=== TASK DIRECTIONS ===
The exercise asks for every line of the data to be reproduced exactly.

— Start of DATA EXTRACT —

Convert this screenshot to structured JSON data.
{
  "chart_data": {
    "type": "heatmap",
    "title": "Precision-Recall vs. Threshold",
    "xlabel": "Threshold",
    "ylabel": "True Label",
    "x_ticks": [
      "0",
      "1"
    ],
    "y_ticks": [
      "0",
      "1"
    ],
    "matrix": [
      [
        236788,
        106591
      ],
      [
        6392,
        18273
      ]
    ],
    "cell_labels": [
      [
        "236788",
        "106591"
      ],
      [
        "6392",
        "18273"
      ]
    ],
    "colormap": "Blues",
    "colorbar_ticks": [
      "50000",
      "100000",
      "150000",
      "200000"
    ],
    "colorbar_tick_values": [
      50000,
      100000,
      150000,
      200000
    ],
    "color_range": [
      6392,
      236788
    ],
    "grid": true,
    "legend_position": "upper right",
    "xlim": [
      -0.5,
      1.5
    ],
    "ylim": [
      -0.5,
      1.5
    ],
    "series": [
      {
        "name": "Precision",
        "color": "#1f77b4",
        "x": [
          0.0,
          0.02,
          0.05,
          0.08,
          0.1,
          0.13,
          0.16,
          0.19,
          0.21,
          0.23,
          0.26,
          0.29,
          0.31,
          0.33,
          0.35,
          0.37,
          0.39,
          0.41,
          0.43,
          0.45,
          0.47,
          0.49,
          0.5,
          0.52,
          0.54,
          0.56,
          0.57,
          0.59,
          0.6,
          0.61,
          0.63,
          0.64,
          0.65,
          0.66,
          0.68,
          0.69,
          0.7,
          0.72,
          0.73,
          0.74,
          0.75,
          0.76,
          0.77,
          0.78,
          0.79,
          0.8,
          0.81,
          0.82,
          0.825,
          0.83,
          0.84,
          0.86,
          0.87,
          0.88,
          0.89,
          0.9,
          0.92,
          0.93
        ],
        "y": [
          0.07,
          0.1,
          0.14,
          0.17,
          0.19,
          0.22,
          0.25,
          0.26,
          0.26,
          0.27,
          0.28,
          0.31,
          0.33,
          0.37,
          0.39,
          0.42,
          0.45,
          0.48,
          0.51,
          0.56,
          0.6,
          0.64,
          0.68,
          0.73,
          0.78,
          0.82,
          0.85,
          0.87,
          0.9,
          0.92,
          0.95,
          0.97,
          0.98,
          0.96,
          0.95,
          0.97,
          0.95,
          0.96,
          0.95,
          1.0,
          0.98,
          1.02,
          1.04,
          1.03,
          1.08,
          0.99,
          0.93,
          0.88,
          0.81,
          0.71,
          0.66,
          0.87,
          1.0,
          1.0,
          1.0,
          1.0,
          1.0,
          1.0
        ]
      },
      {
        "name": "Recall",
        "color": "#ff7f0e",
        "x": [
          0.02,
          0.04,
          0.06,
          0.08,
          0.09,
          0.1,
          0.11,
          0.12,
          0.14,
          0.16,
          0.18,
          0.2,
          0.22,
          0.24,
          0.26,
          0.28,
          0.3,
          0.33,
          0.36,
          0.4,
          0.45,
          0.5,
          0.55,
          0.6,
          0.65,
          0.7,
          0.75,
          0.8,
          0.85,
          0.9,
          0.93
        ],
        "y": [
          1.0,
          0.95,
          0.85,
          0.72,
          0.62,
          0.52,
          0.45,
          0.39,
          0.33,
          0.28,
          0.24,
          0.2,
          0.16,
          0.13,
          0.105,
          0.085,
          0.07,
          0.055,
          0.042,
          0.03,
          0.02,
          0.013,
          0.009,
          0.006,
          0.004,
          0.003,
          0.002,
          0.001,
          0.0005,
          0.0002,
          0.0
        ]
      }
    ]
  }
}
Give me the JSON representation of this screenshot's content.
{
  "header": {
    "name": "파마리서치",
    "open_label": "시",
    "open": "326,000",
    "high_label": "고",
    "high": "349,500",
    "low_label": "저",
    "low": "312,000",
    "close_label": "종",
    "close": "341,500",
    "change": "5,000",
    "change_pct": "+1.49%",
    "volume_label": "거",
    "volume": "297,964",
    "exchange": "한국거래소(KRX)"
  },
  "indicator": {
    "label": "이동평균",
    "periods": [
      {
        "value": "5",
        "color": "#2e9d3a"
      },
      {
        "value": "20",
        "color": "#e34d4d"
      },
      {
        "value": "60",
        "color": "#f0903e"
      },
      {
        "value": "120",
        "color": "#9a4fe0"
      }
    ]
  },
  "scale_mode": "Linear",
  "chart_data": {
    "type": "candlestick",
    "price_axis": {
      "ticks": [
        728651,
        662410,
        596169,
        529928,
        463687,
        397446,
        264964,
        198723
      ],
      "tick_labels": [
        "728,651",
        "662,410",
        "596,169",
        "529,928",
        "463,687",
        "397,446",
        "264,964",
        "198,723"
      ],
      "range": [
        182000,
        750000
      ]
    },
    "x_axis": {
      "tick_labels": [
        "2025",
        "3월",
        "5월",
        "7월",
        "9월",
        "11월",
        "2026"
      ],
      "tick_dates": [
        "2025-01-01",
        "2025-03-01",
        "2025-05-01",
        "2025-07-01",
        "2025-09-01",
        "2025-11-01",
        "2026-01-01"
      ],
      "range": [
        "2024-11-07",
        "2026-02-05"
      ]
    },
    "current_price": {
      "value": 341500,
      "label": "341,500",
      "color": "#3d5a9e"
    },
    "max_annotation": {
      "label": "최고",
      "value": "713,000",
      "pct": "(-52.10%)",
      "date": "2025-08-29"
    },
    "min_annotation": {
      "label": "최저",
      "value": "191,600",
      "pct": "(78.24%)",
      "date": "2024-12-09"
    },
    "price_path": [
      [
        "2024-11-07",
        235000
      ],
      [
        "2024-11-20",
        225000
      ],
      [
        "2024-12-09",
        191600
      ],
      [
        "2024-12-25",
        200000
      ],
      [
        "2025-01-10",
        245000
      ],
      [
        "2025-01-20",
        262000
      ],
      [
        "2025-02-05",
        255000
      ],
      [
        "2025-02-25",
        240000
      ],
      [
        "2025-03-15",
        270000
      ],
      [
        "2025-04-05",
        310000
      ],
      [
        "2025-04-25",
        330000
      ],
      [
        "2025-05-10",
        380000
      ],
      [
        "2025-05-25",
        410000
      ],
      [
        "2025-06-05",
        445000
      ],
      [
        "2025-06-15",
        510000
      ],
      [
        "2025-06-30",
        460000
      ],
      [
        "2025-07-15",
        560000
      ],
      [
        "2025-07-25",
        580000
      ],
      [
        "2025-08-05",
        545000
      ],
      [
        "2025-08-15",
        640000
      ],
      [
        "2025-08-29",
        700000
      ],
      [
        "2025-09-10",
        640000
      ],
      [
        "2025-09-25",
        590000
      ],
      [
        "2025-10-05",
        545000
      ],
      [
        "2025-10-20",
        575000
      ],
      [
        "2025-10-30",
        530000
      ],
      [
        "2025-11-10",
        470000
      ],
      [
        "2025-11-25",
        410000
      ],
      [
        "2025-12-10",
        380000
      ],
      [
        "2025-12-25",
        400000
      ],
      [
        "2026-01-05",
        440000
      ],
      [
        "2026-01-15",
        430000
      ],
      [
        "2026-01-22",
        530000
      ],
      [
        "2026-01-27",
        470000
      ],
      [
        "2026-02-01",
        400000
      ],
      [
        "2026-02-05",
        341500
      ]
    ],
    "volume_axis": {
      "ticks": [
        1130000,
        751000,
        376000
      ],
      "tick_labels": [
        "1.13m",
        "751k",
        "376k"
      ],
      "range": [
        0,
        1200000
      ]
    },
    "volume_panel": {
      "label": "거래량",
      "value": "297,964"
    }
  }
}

— End of DATA EXTRACT —

=== ANSWER FOR THIS EXERCISE ===
Convert this screenshot to structured JSON data.
{
  "chart_data": {
    "type": "heatmap",
    "title": "Precision-Recall vs. Threshold",
    "xlabel": "Threshold",
    "ylabel": "True Label",
    "x_ticks": [
      "0",
      "1"
    ],
    "y_ticks": [
      "0",
      "1"
    ],
    "matrix": [
      [
        236788,
        106591
      ],
      [
        6392,
        18273
      ]
    ],
    "cell_labels": [
      [
        "236788",
        "106591"
      ],
      [
        "6392",
        "18273"
      ]
    ],
    "colormap": "Blues",
    "colorbar_ticks": [
      "50000",
      "100000",
      "150000",
      "200000"
    ],
    "colorbar_tick_values": [
      50000,
      100000,
      150000,
      200000
    ],
    "color_range": [
      6392,
      236788
    ],
    "grid": true,
    "legend_position": "upper right",
    "xlim": [
      -0.5,
      1.5
    ],
    "ylim": [
      -0.5,
      1.5
    ],
    "series": [
      {
        "name": "Precision",
        "color": "#1f77b4",
        "x": [
          0.0,
          0.02,
          0.05,
          0.08,
          0.1,
          0.13,
          0.16,
          0.19,
          0.21,
          0.23,
          0.26,
          0.29,
          0.31,
          0.33,
          0.35,
          0.37,
          0.39,
          0.41,
          0.43,
          0.45,
          0.47,
          0.49,
          0.5,
          0.52,
          0.54,
          0.56,
          0.57,
          0.59,
          0.6,
          0.61,
          0.63,
          0.64,
          0.65,
          0.66,
          0.68,
          0.69,
          0.7,
          0.72,
          0.73,
          0.74,
          0.75,
          0.76,
          0.77,
          0.78,
          0.79,
          0.8,
          0.81,
          0.82,
          0.825,
          0.83,
          0.84,
          0.86,
          0.87,
          0.88,
          0.89,
          0.9,
          0.92,
          0.93
        ],
        "y": [
          0.07,
          0.1,
          0.14,
          0.17,
          0.19,
          0.22,
          0.25,
          0.26,
          0.26,
          0.27,
          0.28,
          0.31,
          0.33,
          0.37,
          0.39,
          0.42,
          0.45,
          0.48,
          0.51,
          0.56,
          0.6,
          0.64,
          0.68,
          0.73,
          0.78,
          0.82,
          0.85,
          0.87,
          0.9,
          0.92,
          0.95,
          0.97,
          0.98,
          0.96,
          0.95,
          0.97,
          0.95,
          0.96,
          0.95,
          1.0,
          0.98,
          1.02,
          1.04,
          1.03,
          1.08,
          0.99,
          0.93,
          0.88,
          0.81,
          0.71,
          0.66,
          0.87,
          1.0,
          1.0,
          1.0,
          1.0,
          1.0,
          1.0
        ]
      },
      {
        "name": "Recall",
        "color": "#ff7f0e",
        "x": [
          0.02,
          0.04,
          0.06,
          0.08,
          0.09,
          0.1,
          0.11,
          0.12,
          0.14,
          0.16,
          0.18,
          0.2,
          0.22,
          0.24,
          0.26,
          0.28,
          0.3,
          0.33,
          0.36,
          0.4,
          0.45,
          0.5,
          0.55,
          0.6,
          0.65,
          0.7,
          0.75,
          0.8,
          0.85,
          0.9,
          0.93
        ],
        "y": [
          1.0,
          0.95,
          0.85,
          0.72,
          0.62,
          0.52,
          0.45,
          0.39,
          0.33,
          0.28,
          0.24,
          0.2,
          0.16,
          0.13,
          0.105,
          0.085,
          0.07,
          0.055,
          0.042,
          0.03,
          0.02,
          0.013,
          0.009,
          0.006,
          0.004,
          0.003,
          0.002,
          0.001,
          0.0005,
          0.0002,
          0.0
        ]
      }
    ]
  }
}
Give me the JSON representation of this screenshot's content.
{
  "header": {
    "name": "파마리서치",
    "open_label": "시",
    "open": "326,000",
    "high_label": "고",
    "high": "349,500",
    "low_label": "저",
    "low": "312,000",
    "close_label": "종",
    "close": "341,500",
    "change": "5,000",
    "change_pct": "+1.49%",
    "volume_label": "거",
    "volume": "297,964",
    "exchange": "한국거래소(KRX)"
  },
  "indicator": {
    "label": "이동평균",
    "periods": [
      {
        "value": "5",
        "color": "#2e9d3a"
      },
      {
        "value": "20",
        "color": "#e34d4d"
      },
      {
        "value": "60",
        "color": "#f0903e"
      },
      {
        "value": "120",
        "color": "#9a4fe0"
      }
    ]
  },
  "scale_mode": "Linear",
  "chart_data": {
    "type": "candlestick",
    "price_axis": {
      "ticks": [
        728651,
        662410,
        596169,
        529928,
        463687,
        397446,
        264964,
        198723
      ],
      "tick_labels": [
        "728,651",
        "662,410",
        "596,169",
        "529,928",
        "463,687",
        "397,446",
        "264,964",
        "198,723"
      ],
      "range": [
        182000,
        750000
      ]
    },
    "x_axis": {
      "tick_labels": [
        "2025",
        "3월",
        "5월",
        "7월",
        "9월",
        "11월",
        "2026"
      ],
      "tick_dates": [
        "2025-01-01",
        "2025-03-01",
        "2025-05-01",
        "2025-07-01",
        "2025-09-01",
        "2025-11-01",
        "2026-01-01"
      ],
      "range": [
        "2024-11-07",
        "2026-02-05"
      ]
    },
    "current_price": {
      "value": 341500,
      "label": "341,500",
      "color": "#3d5a9e"
    },
    "max_annotation": {
      "label": "최고",
      "value": "713,000",
      "pct": "(-52.10%)",
      "date": "2025-08-29"
    },
    "min_annotation": {
      "label": "최저",
      "value": "191,600",
      "pct": "(78.24%)",
      "date": "2024-12-09"
    },
    "price_path": [
      [
        "2024-11-07",
        235000
      ],
      [
        "2024-11-20",
        225000
      ],
      [
        "2024-12-09",
        191600
      ],
      [
        "2024-12-25",
        200000
      ],
      [
        "2025-01-10",
        245000
      ],
      [
        "2025-01-20",
        262000
      ],
      [
        "2025-02-05",
        255000
      ],
      [
        "2025-02-25",
        240000
      ],
      [
        "2025-03-15",
        270000
      ],
      [
        "2025-04-05",
        310000
      ],
      [
        "2025-04-25",
        330000
      ],
      [
        "2025-05-10",
        380000
      ],
      [
        "2025-05-25",
        410000
      ],
      [
        "2025-06-05",
        445000
      ],
      [
        "2025-06-15",
        510000
      ],
      [
        "2025-06-30",
        460000
      ],
      [
        "2025-07-15",
        560000
      ],
      [
        "2025-07-25",
        580000
      ],
      [
        "2025-08-05",
        545000
      ],
      [
        "2025-08-15",
        640000
      ],
      [
        "2025-08-29",
        700000
      ],
      [
        "2025-09-10",
        640000
      ],
      [
        "2025-09-25",
        590000
      ],
      [
        "2025-10-05",
        545000
      ],
      [
        "2025-10-20",
        575000
      ],
      [
        "2025-10-30",
        530000
      ],
      [
        "2025-11-10",
        470000
      ],
      [
        "2025-11-25",
        410000
      ],
      [
        "2025-12-10",
        380000
      ],
      [
        "2025-12-25",
        400000
      ],
      [
        "2026-01-05",
        440000
      ],
      [
        "2026-01-15",
        430000
      ],
      [
        "2026-01-22",
        530000
      ],
      [
        "2026-01-27",
        470000
      ],
      [
        "2026-02-01",
        400000
      ],
      [
        "2026-02-05",
        341500
      ]
    ],
    "volume_axis": {
      "ticks": [
        1130000,
        751000,
        376000
      ],
      "tick_labels": [
        "1.13m",
        "751k",
        "376k"
      ],
      "range": [
        0,
        1200000
      ]
    },
    "volume_panel": {
      "label": "거래량",
      "value": "297,964"
    }
  }
}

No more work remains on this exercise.